WHAT TO PRODUCE: Say how many lines contain "label"; the answer is the number alone.

EXCERPTED RECORDS:
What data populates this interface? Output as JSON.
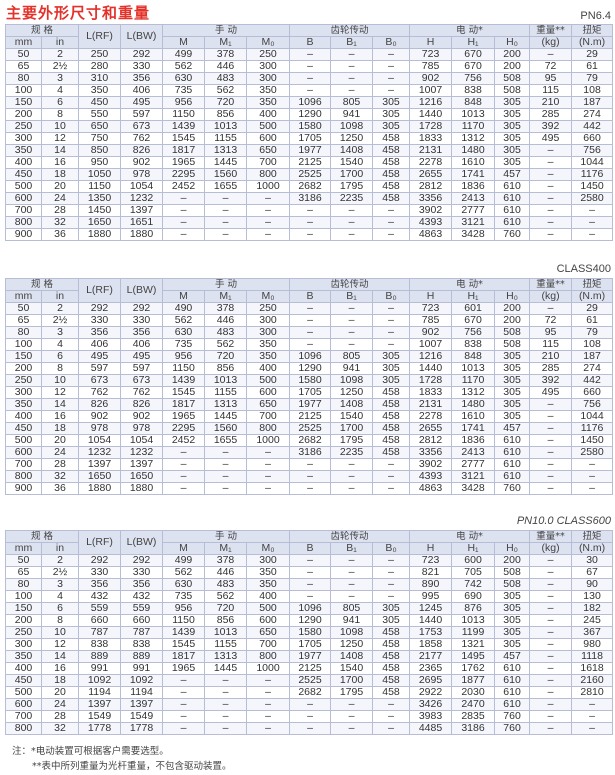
{
  "title": "主要外形尺寸和重量",
  "headers": {
    "spec": "规 格",
    "mm": "mm",
    "in": "in",
    "lrf": "L(RF)",
    "lbw": "L(BW)",
    "manual": "手 动",
    "m": "M",
    "m1": "M₁",
    "m0": "M₀",
    "gear": "齿轮传动",
    "b": "B",
    "b1": "B₁",
    "b0": "B₀",
    "electric": "电 动*",
    "h": "H",
    "h1": "H₁",
    "h0": "H₀",
    "weight": "重量**",
    "kg": "(kg)",
    "torque": "扭矩",
    "nm": "(N.m)"
  },
  "colors": {
    "title": "#e4322b",
    "header_bg": "#dde2f0",
    "border": "#b6bdd4"
  },
  "tables": [
    {
      "label": "PN6.4",
      "rows": [
        [
          "50",
          "2",
          "250",
          "292",
          "499",
          "378",
          "250",
          "–",
          "–",
          "–",
          "723",
          "670",
          "200",
          "–",
          "29"
        ],
        [
          "65",
          "2½",
          "280",
          "330",
          "562",
          "446",
          "300",
          "–",
          "–",
          "–",
          "785",
          "670",
          "200",
          "72",
          "61"
        ],
        [
          "80",
          "3",
          "310",
          "356",
          "630",
          "483",
          "300",
          "–",
          "–",
          "–",
          "902",
          "756",
          "508",
          "95",
          "79"
        ],
        [
          "100",
          "4",
          "350",
          "406",
          "735",
          "562",
          "350",
          "–",
          "–",
          "–",
          "1007",
          "838",
          "508",
          "115",
          "108"
        ],
        [
          "150",
          "6",
          "450",
          "495",
          "956",
          "720",
          "350",
          "1096",
          "805",
          "305",
          "1216",
          "848",
          "305",
          "210",
          "187"
        ],
        [
          "200",
          "8",
          "550",
          "597",
          "1150",
          "856",
          "400",
          "1290",
          "941",
          "305",
          "1440",
          "1013",
          "305",
          "285",
          "274"
        ],
        [
          "250",
          "10",
          "650",
          "673",
          "1439",
          "1013",
          "500",
          "1580",
          "1098",
          "305",
          "1728",
          "1170",
          "305",
          "392",
          "442"
        ],
        [
          "300",
          "12",
          "750",
          "762",
          "1545",
          "1155",
          "600",
          "1705",
          "1250",
          "458",
          "1833",
          "1312",
          "305",
          "495",
          "660"
        ],
        [
          "350",
          "14",
          "850",
          "826",
          "1817",
          "1313",
          "650",
          "1977",
          "1408",
          "458",
          "2131",
          "1480",
          "305",
          "–",
          "756"
        ],
        [
          "400",
          "16",
          "950",
          "902",
          "1965",
          "1445",
          "700",
          "2125",
          "1540",
          "458",
          "2278",
          "1610",
          "305",
          "–",
          "1044"
        ],
        [
          "450",
          "18",
          "1050",
          "978",
          "2295",
          "1560",
          "800",
          "2525",
          "1700",
          "458",
          "2655",
          "1741",
          "457",
          "–",
          "1176"
        ],
        [
          "500",
          "20",
          "1150",
          "1054",
          "2452",
          "1655",
          "1000",
          "2682",
          "1795",
          "458",
          "2812",
          "1836",
          "610",
          "–",
          "1450"
        ],
        [
          "600",
          "24",
          "1350",
          "1232",
          "–",
          "–",
          "–",
          "3186",
          "2235",
          "458",
          "3356",
          "2413",
          "610",
          "–",
          "2580"
        ],
        [
          "700",
          "28",
          "1450",
          "1397",
          "–",
          "–",
          "–",
          "–",
          "–",
          "–",
          "3902",
          "2777",
          "610",
          "–",
          "–"
        ],
        [
          "800",
          "32",
          "1650",
          "1651",
          "–",
          "–",
          "–",
          "–",
          "–",
          "–",
          "4393",
          "3121",
          "610",
          "–",
          "–"
        ],
        [
          "900",
          "36",
          "1880",
          "1880",
          "–",
          "–",
          "–",
          "–",
          "–",
          "–",
          "4863",
          "3428",
          "760",
          "–",
          "–"
        ]
      ]
    },
    {
      "label": "CLASS400",
      "rows": [
        [
          "50",
          "2",
          "292",
          "292",
          "490",
          "378",
          "250",
          "–",
          "–",
          "–",
          "723",
          "601",
          "200",
          "–",
          "29"
        ],
        [
          "65",
          "2½",
          "330",
          "330",
          "562",
          "446",
          "300",
          "–",
          "–",
          "–",
          "785",
          "670",
          "200",
          "72",
          "61"
        ],
        [
          "80",
          "3",
          "356",
          "356",
          "630",
          "483",
          "300",
          "–",
          "–",
          "–",
          "902",
          "756",
          "508",
          "95",
          "79"
        ],
        [
          "100",
          "4",
          "406",
          "406",
          "735",
          "562",
          "350",
          "–",
          "–",
          "–",
          "1007",
          "838",
          "508",
          "115",
          "108"
        ],
        [
          "150",
          "6",
          "495",
          "495",
          "956",
          "720",
          "350",
          "1096",
          "805",
          "305",
          "1216",
          "848",
          "305",
          "210",
          "187"
        ],
        [
          "200",
          "8",
          "597",
          "597",
          "1150",
          "856",
          "400",
          "1290",
          "941",
          "305",
          "1440",
          "1013",
          "305",
          "285",
          "274"
        ],
        [
          "250",
          "10",
          "673",
          "673",
          "1439",
          "1013",
          "500",
          "1580",
          "1098",
          "305",
          "1728",
          "1170",
          "305",
          "392",
          "442"
        ],
        [
          "300",
          "12",
          "762",
          "762",
          "1545",
          "1155",
          "600",
          "1705",
          "1250",
          "458",
          "1833",
          "1312",
          "305",
          "495",
          "660"
        ],
        [
          "350",
          "14",
          "826",
          "826",
          "1817",
          "1313",
          "650",
          "1977",
          "1408",
          "458",
          "2131",
          "1480",
          "305",
          "–",
          "756"
        ],
        [
          "400",
          "16",
          "902",
          "902",
          "1965",
          "1445",
          "700",
          "2125",
          "1540",
          "458",
          "2278",
          "1610",
          "305",
          "–",
          "1044"
        ],
        [
          "450",
          "18",
          "978",
          "978",
          "2295",
          "1560",
          "800",
          "2525",
          "1700",
          "458",
          "2655",
          "1741",
          "457",
          "–",
          "1176"
        ],
        [
          "500",
          "20",
          "1054",
          "1054",
          "2452",
          "1655",
          "1000",
          "2682",
          "1795",
          "458",
          "2812",
          "1836",
          "610",
          "–",
          "1450"
        ],
        [
          "600",
          "24",
          "1232",
          "1232",
          "–",
          "–",
          "–",
          "3186",
          "2235",
          "458",
          "3356",
          "2413",
          "610",
          "–",
          "2580"
        ],
        [
          "700",
          "28",
          "1397",
          "1397",
          "–",
          "–",
          "–",
          "–",
          "–",
          "–",
          "3902",
          "2777",
          "610",
          "–",
          "–"
        ],
        [
          "800",
          "32",
          "1650",
          "1650",
          "–",
          "–",
          "–",
          "–",
          "–",
          "–",
          "4393",
          "3121",
          "610",
          "–",
          "–"
        ],
        [
          "900",
          "36",
          "1880",
          "1880",
          "–",
          "–",
          "–",
          "–",
          "–",
          "–",
          "4863",
          "3428",
          "760",
          "–",
          "–"
        ]
      ]
    },
    {
      "label": "PN10.0  CLASS600",
      "rows": [
        [
          "50",
          "2",
          "292",
          "292",
          "499",
          "378",
          "300",
          "–",
          "–",
          "–",
          "723",
          "600",
          "200",
          "–",
          "30"
        ],
        [
          "65",
          "2½",
          "330",
          "330",
          "562",
          "446",
          "350",
          "–",
          "–",
          "–",
          "821",
          "705",
          "508",
          "–",
          "67"
        ],
        [
          "80",
          "3",
          "356",
          "356",
          "630",
          "483",
          "350",
          "–",
          "–",
          "–",
          "890",
          "742",
          "508",
          "–",
          "90"
        ],
        [
          "100",
          "4",
          "432",
          "432",
          "735",
          "562",
          "400",
          "–",
          "–",
          "–",
          "995",
          "690",
          "305",
          "–",
          "130"
        ],
        [
          "150",
          "6",
          "559",
          "559",
          "956",
          "720",
          "500",
          "1096",
          "805",
          "305",
          "1245",
          "876",
          "305",
          "–",
          "182"
        ],
        [
          "200",
          "8",
          "660",
          "660",
          "1150",
          "856",
          "600",
          "1290",
          "941",
          "305",
          "1440",
          "1013",
          "305",
          "–",
          "245"
        ],
        [
          "250",
          "10",
          "787",
          "787",
          "1439",
          "1013",
          "650",
          "1580",
          "1098",
          "458",
          "1753",
          "1199",
          "305",
          "–",
          "367"
        ],
        [
          "300",
          "12",
          "838",
          "838",
          "1545",
          "1155",
          "700",
          "1705",
          "1250",
          "458",
          "1858",
          "1321",
          "305",
          "–",
          "980"
        ],
        [
          "350",
          "14",
          "889",
          "889",
          "1817",
          "1313",
          "800",
          "1977",
          "1408",
          "458",
          "2177",
          "1495",
          "457",
          "–",
          "1118"
        ],
        [
          "400",
          "16",
          "991",
          "991",
          "1965",
          "1445",
          "1000",
          "2125",
          "1540",
          "458",
          "2365",
          "1762",
          "610",
          "–",
          "1618"
        ],
        [
          "450",
          "18",
          "1092",
          "1092",
          "–",
          "–",
          "–",
          "2525",
          "1700",
          "458",
          "2695",
          "1877",
          "610",
          "–",
          "2160"
        ],
        [
          "500",
          "20",
          "1194",
          "1194",
          "–",
          "–",
          "–",
          "2682",
          "1795",
          "458",
          "2922",
          "2030",
          "610",
          "–",
          "2810"
        ],
        [
          "600",
          "24",
          "1397",
          "1397",
          "–",
          "–",
          "–",
          "–",
          "–",
          "–",
          "3426",
          "2470",
          "610",
          "–",
          "–"
        ],
        [
          "700",
          "28",
          "1549",
          "1549",
          "–",
          "–",
          "–",
          "–",
          "–",
          "–",
          "3983",
          "2835",
          "760",
          "–",
          "–"
        ],
        [
          "800",
          "32",
          "1778",
          "1778",
          "–",
          "–",
          "–",
          "–",
          "–",
          "–",
          "4485",
          "3186",
          "760",
          "–",
          "–"
        ]
      ]
    }
  ],
  "notes": [
    "注：*电动装置可根据客户需要选型。",
    "**表中所列重量为光杆重量，不包含驱动装置。"
  ]
}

RESULT OF THIS EXERCISE: 3